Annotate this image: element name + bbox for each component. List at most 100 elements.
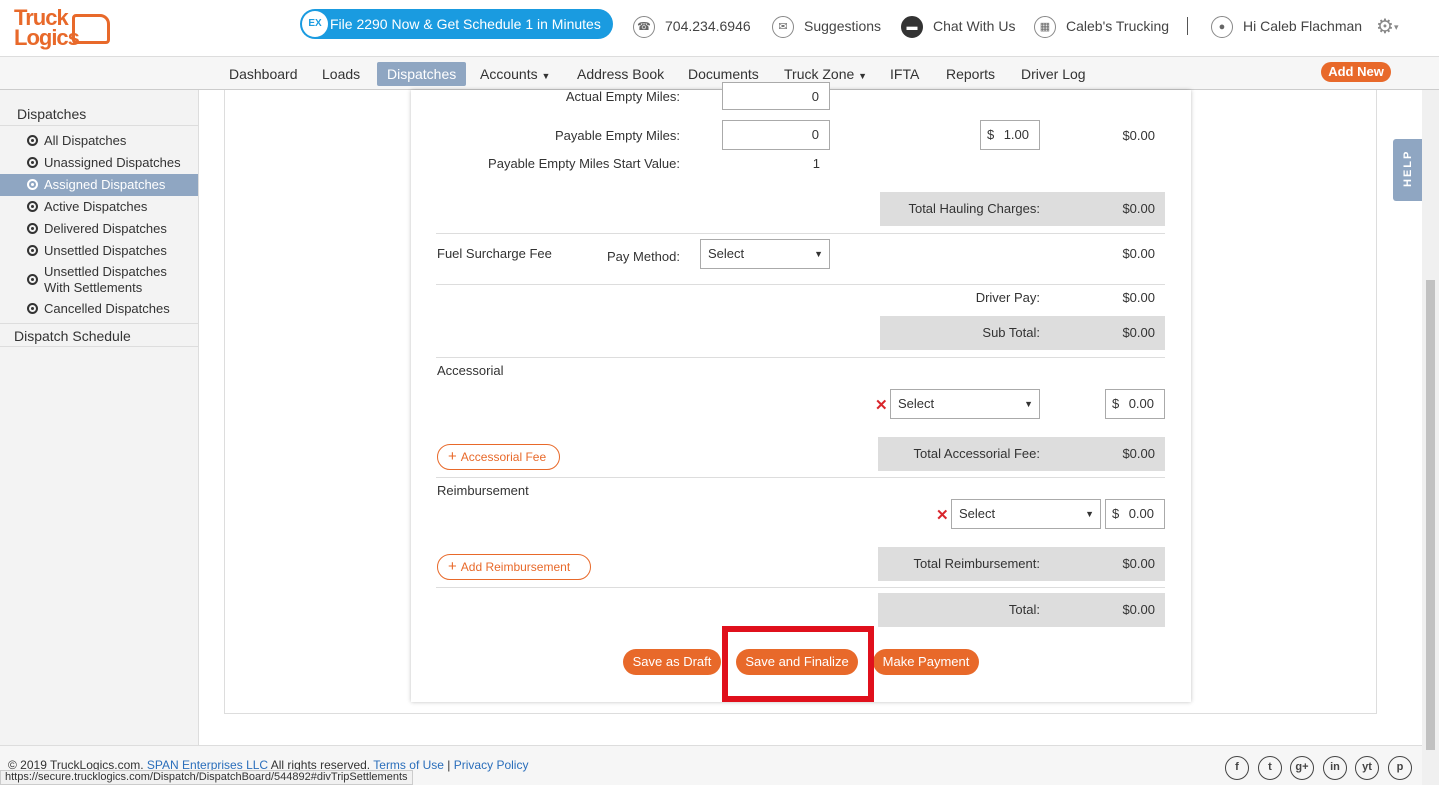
==
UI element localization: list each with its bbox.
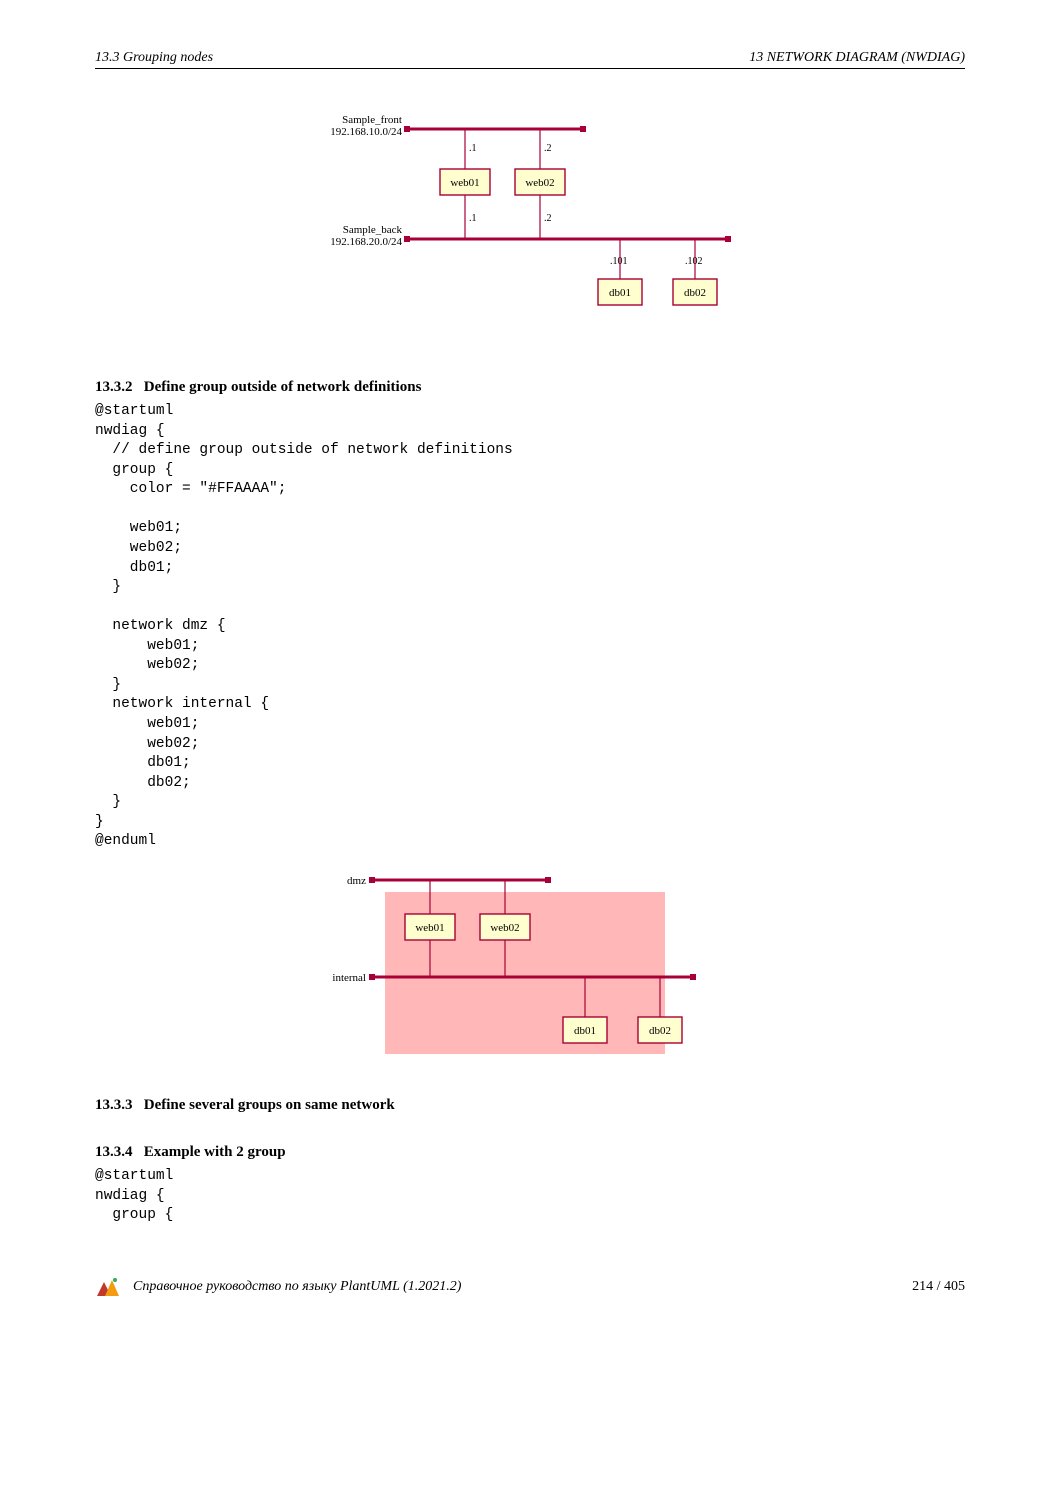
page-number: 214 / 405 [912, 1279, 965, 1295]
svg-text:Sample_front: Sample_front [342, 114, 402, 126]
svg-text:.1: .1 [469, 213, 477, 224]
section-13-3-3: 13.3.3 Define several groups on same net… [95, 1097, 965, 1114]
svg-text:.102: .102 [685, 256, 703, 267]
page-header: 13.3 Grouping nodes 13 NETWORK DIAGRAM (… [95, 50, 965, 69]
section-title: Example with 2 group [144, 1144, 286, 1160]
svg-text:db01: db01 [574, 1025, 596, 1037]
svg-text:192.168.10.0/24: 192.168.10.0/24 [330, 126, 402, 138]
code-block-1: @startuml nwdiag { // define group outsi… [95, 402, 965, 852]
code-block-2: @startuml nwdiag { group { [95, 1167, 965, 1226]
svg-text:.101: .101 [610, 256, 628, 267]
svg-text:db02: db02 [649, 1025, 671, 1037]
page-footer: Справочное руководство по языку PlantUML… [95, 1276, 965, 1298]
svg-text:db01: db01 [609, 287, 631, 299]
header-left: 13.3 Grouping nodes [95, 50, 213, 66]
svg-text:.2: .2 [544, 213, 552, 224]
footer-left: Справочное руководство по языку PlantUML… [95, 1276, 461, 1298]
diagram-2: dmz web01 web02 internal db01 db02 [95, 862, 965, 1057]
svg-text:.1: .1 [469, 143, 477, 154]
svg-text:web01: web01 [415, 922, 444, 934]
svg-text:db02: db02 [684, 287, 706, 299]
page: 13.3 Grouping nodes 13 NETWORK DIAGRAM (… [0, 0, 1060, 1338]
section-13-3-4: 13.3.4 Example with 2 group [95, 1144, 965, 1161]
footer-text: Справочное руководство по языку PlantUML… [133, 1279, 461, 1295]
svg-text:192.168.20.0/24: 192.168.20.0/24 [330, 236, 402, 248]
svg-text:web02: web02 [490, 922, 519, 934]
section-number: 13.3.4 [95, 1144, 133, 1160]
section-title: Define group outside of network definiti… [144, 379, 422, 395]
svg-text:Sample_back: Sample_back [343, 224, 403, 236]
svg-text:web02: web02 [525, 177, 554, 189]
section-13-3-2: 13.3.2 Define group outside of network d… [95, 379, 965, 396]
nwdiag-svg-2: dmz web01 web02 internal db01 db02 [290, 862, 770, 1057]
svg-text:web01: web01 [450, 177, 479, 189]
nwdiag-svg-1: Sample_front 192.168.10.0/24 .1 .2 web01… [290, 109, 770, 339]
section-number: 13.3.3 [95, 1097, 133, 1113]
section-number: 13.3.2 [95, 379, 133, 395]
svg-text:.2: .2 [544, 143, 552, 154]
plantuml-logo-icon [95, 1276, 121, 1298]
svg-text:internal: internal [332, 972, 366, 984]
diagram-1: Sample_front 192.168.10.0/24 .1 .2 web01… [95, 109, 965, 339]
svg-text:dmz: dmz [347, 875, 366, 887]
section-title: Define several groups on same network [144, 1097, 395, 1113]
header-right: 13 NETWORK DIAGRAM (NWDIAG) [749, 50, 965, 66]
---
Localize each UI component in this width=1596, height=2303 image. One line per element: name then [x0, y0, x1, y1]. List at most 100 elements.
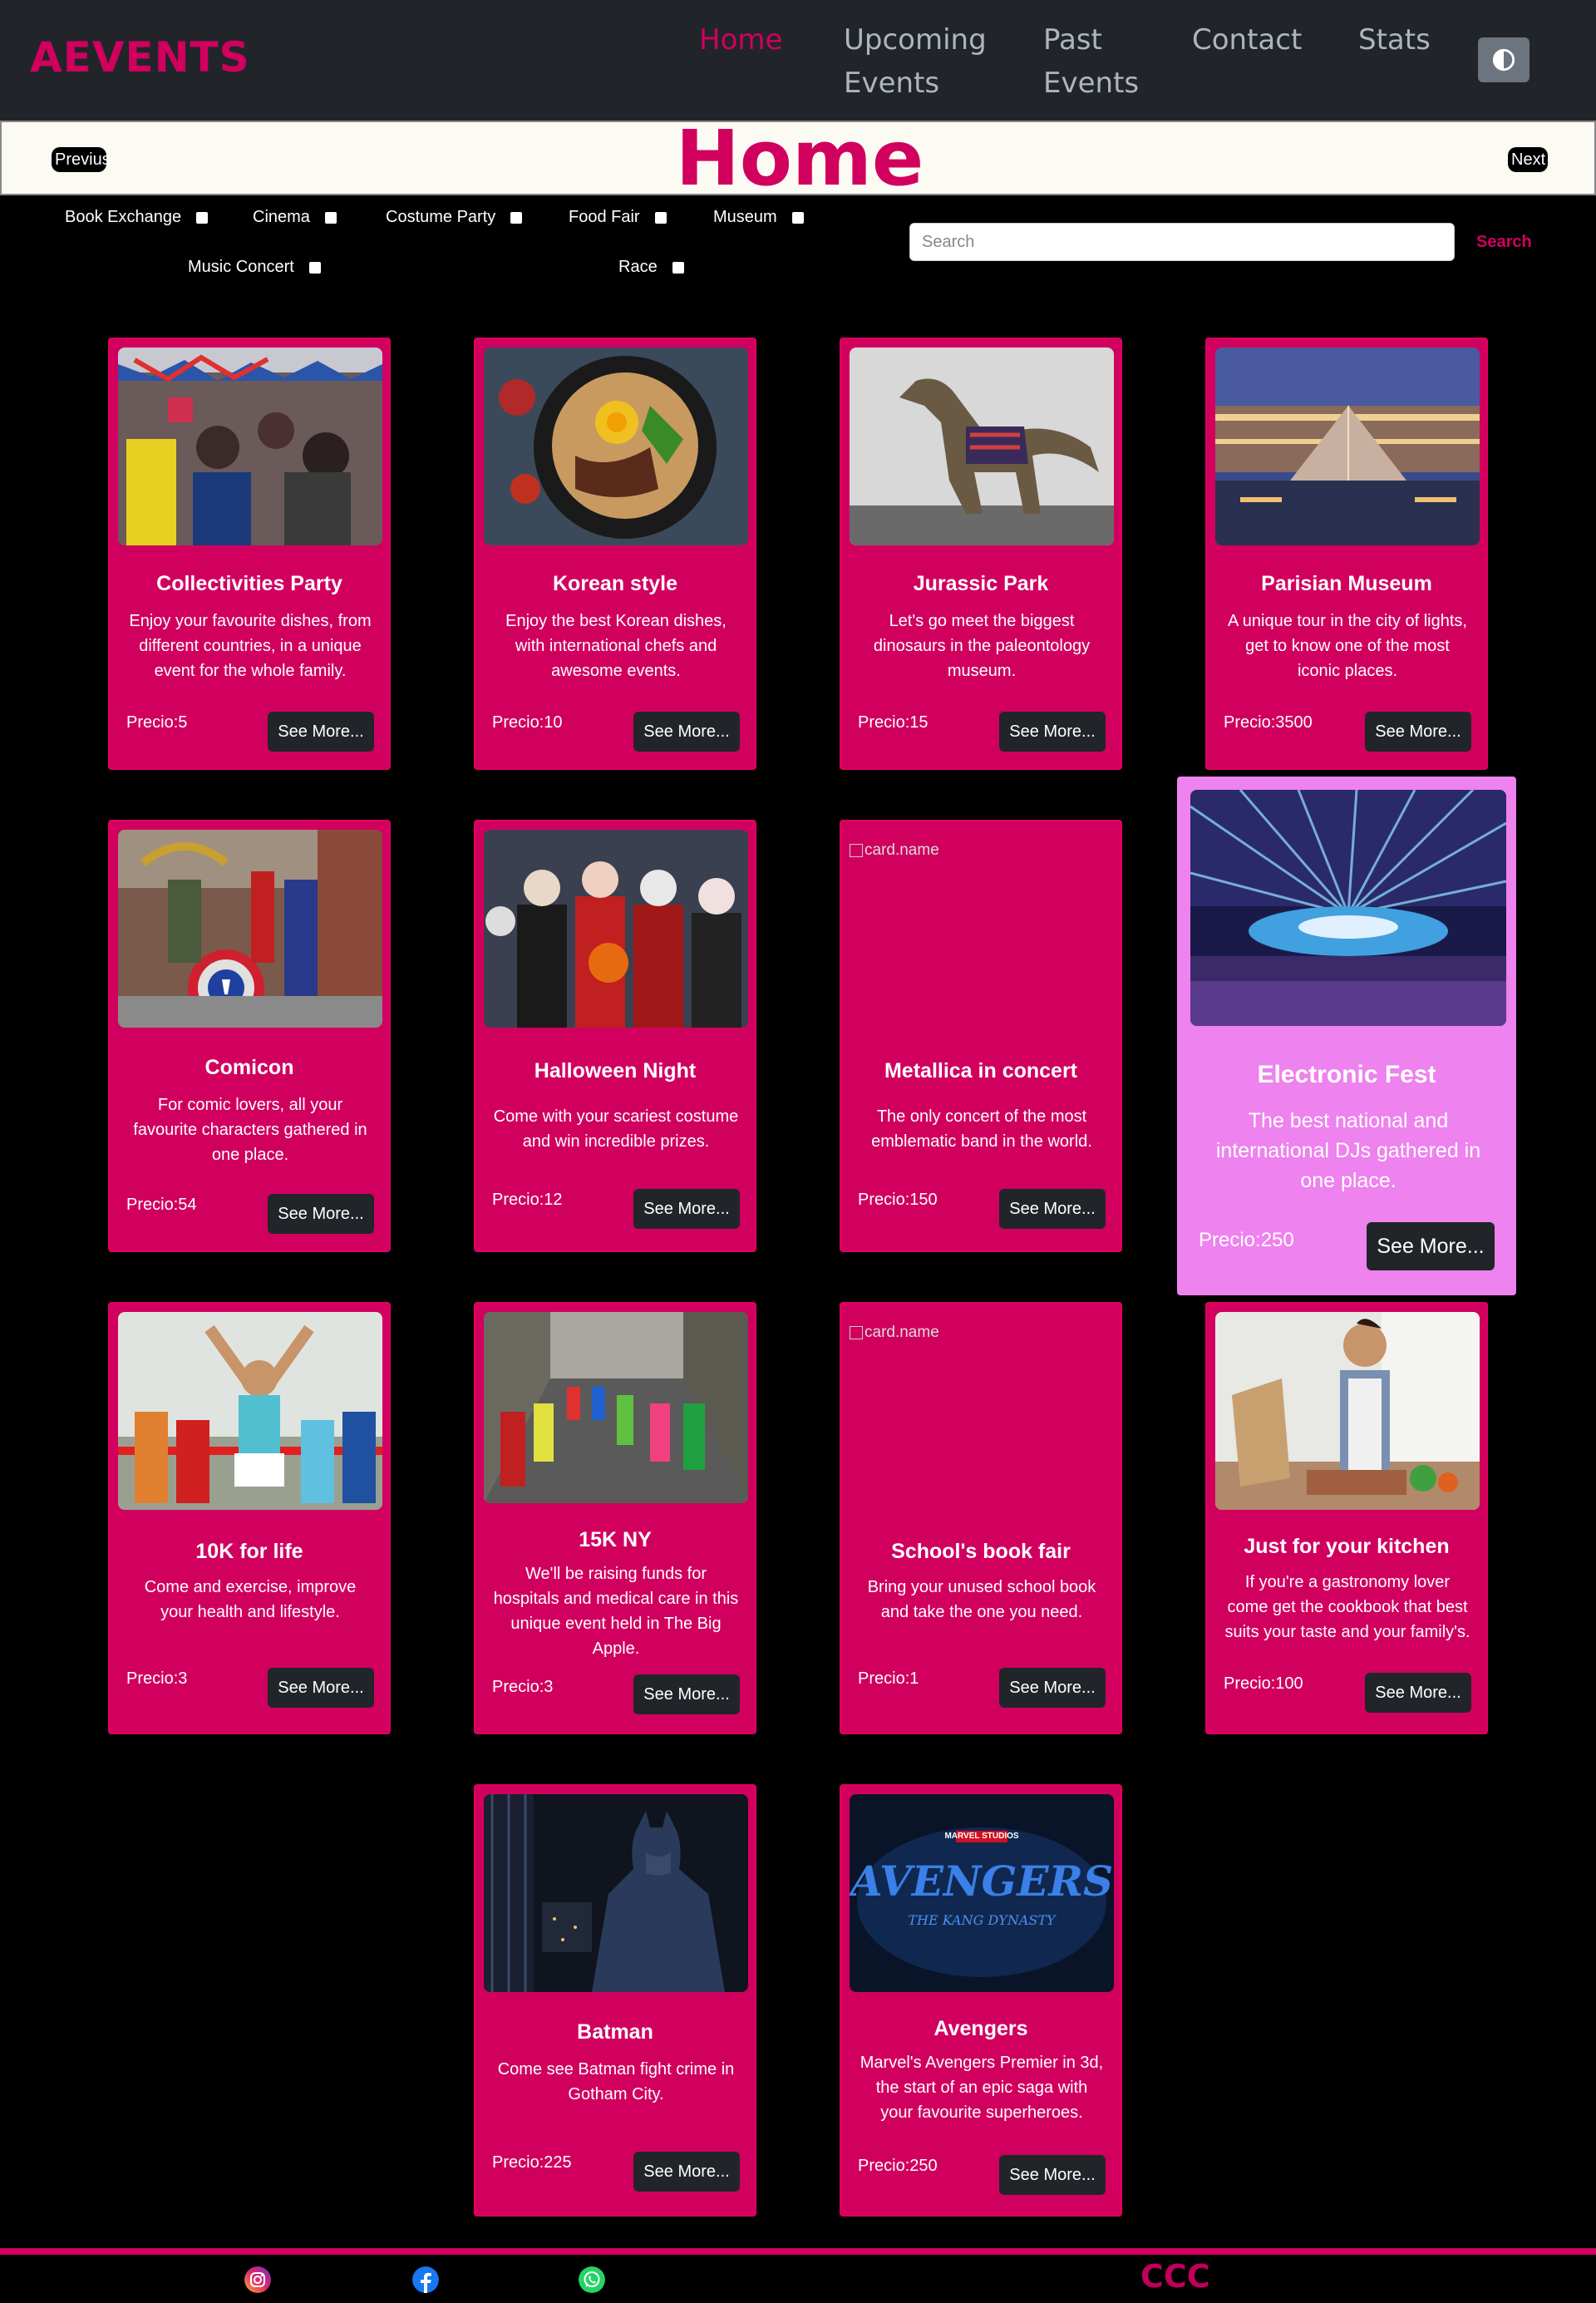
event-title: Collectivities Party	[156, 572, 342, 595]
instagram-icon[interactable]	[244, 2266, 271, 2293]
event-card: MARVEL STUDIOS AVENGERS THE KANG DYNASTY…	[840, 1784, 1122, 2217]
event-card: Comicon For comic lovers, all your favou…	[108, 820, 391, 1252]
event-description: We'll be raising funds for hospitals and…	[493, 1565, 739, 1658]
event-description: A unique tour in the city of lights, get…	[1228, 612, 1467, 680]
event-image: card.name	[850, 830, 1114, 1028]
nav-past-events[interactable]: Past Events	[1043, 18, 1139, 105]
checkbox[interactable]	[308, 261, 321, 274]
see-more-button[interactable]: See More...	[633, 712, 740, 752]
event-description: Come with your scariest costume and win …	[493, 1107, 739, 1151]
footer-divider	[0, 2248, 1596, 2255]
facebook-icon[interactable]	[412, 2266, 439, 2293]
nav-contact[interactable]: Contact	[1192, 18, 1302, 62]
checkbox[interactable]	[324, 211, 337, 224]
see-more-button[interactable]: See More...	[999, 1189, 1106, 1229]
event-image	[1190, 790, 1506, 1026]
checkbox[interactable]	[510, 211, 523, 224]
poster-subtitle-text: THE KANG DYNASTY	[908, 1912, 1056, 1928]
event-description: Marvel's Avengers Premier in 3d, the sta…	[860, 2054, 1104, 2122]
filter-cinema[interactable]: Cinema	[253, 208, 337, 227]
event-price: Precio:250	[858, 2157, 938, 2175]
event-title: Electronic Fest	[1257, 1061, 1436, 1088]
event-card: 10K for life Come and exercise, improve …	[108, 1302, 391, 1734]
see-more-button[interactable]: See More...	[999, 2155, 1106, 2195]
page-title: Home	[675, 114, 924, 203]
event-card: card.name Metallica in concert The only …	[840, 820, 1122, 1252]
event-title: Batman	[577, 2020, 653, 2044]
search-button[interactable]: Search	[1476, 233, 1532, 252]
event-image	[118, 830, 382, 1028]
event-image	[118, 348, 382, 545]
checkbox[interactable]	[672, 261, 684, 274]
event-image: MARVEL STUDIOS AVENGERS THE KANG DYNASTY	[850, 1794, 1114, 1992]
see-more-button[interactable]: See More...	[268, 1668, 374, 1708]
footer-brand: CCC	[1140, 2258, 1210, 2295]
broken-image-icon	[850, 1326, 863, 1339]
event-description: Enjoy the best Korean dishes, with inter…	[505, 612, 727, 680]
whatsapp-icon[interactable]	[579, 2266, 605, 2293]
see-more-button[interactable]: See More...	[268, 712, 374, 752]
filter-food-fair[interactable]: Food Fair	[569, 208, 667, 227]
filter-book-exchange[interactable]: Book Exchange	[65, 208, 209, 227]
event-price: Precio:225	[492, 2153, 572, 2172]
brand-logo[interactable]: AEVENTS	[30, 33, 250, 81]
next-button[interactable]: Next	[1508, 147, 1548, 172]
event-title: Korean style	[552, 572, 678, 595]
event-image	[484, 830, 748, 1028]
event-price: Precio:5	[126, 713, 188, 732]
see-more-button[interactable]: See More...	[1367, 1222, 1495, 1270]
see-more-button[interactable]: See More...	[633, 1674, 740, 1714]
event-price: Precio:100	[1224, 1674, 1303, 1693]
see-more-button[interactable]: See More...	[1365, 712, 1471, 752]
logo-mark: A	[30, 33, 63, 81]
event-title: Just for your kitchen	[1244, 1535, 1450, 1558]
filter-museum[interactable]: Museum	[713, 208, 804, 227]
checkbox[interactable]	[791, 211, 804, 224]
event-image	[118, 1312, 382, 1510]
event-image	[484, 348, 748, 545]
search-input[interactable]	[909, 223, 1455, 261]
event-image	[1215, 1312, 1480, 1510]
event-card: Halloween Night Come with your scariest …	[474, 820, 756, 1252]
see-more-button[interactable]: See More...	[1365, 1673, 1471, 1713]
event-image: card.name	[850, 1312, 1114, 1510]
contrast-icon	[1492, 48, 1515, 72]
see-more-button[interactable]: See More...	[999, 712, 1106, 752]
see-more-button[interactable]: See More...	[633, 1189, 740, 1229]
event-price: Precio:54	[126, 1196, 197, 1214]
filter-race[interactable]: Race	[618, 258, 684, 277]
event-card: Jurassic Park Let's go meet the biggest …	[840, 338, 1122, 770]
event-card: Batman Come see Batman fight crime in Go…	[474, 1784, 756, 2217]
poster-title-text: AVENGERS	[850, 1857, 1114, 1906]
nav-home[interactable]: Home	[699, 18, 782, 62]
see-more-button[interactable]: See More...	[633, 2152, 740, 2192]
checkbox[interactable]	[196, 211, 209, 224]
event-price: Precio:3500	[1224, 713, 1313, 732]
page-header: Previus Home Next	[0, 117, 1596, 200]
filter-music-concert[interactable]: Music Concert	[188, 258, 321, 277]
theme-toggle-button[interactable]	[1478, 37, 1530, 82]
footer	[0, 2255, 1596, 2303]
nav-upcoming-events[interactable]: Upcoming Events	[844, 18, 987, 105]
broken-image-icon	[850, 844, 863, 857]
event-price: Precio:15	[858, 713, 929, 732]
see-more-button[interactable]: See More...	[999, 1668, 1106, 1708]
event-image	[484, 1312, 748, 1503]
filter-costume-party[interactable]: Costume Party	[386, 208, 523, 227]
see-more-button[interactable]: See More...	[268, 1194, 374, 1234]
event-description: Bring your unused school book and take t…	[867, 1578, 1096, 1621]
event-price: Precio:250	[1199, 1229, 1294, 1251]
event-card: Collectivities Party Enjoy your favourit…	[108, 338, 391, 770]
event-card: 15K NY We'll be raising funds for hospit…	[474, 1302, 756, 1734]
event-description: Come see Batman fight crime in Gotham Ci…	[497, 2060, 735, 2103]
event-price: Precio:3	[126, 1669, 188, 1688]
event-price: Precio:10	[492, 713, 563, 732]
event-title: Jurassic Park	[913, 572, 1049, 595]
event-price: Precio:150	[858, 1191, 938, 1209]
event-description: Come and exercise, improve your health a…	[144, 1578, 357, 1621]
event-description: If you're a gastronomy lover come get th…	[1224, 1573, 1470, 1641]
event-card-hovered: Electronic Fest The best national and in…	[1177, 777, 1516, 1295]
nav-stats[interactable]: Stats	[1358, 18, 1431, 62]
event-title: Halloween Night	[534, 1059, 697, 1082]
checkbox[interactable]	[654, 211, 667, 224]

• Exercise description:
Render the lines between the one holding "Localize each UI" and the one holding "2266, 271, 2293]", inclusive, as a Markdown table with columns Row and Line, numbering each row and skipping blank lines. Omit the pictures from your answer.

• Solution to this task:
| Row | Line |
|---|---|
| 1 | Localize each UI component in this width=1596, height=2303 image. One line per element: name then [x0, y0, x1, y1]. List at most 100 elements. |
| 2 | event-title: Collectivities Party	[156, 572, 342, 595] |
| 3 | instagram-icon[interactable]	[244, 2266, 271, 2293] |